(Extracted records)
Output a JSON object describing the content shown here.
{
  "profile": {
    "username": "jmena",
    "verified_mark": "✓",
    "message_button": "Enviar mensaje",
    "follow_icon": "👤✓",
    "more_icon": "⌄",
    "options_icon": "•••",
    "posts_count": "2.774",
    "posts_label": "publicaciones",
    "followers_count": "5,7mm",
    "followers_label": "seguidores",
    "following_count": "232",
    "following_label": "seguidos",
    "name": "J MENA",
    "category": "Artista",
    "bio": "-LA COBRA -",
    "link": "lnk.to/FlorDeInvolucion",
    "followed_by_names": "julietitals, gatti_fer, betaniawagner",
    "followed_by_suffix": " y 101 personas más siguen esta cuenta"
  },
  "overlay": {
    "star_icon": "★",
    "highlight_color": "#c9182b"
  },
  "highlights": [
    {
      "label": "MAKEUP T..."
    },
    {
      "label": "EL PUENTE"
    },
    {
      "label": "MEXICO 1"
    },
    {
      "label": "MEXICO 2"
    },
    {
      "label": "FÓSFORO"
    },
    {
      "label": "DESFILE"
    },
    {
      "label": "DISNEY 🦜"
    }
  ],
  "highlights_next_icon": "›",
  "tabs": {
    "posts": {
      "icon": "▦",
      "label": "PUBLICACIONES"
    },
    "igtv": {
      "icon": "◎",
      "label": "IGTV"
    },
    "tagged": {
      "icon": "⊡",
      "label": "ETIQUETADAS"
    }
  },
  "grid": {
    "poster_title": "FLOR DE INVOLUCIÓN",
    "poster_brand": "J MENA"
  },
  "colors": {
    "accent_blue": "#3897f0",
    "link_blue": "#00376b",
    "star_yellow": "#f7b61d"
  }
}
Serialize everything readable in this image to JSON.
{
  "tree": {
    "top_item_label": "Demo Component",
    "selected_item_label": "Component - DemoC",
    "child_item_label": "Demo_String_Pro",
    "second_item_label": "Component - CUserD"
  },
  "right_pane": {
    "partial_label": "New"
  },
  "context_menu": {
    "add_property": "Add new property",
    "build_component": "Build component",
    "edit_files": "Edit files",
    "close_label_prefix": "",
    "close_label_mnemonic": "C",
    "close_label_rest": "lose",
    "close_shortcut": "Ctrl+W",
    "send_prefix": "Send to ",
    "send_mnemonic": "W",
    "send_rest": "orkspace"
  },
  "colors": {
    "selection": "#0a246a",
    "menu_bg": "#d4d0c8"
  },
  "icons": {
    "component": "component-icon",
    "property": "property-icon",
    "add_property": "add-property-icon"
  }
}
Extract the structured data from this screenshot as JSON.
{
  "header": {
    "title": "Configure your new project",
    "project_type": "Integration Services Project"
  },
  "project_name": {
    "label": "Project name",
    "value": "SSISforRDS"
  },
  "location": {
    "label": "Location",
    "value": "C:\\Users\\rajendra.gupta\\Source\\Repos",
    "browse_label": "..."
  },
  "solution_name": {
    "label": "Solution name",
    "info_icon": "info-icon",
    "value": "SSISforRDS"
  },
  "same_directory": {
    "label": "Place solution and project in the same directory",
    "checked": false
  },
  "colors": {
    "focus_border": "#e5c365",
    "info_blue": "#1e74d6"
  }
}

• _Task objective_
Print exactly the lines from the one with "Extract the structured" through the end of the data, inclusive.

• _Solved problem_
Extract the structured data from this screenshot as JSON.
{
  "header": {
    "title": "Configure your new project",
    "project_type": "Integration Services Project"
  },
  "project_name": {
    "label": "Project name",
    "value": "SSISforRDS"
  },
  "location": {
    "label": "Location",
    "value": "C:\\Users\\rajendra.gupta\\Source\\Repos",
    "browse_label": "..."
  },
  "solution_name": {
    "label": "Solution name",
    "info_icon": "info-icon",
    "value": "SSISforRDS"
  },
  "same_directory": {
    "label": "Place solution and project in the same directory",
    "checked": false
  },
  "colors": {
    "focus_border": "#e5c365",
    "info_blue": "#1e74d6"
  }
}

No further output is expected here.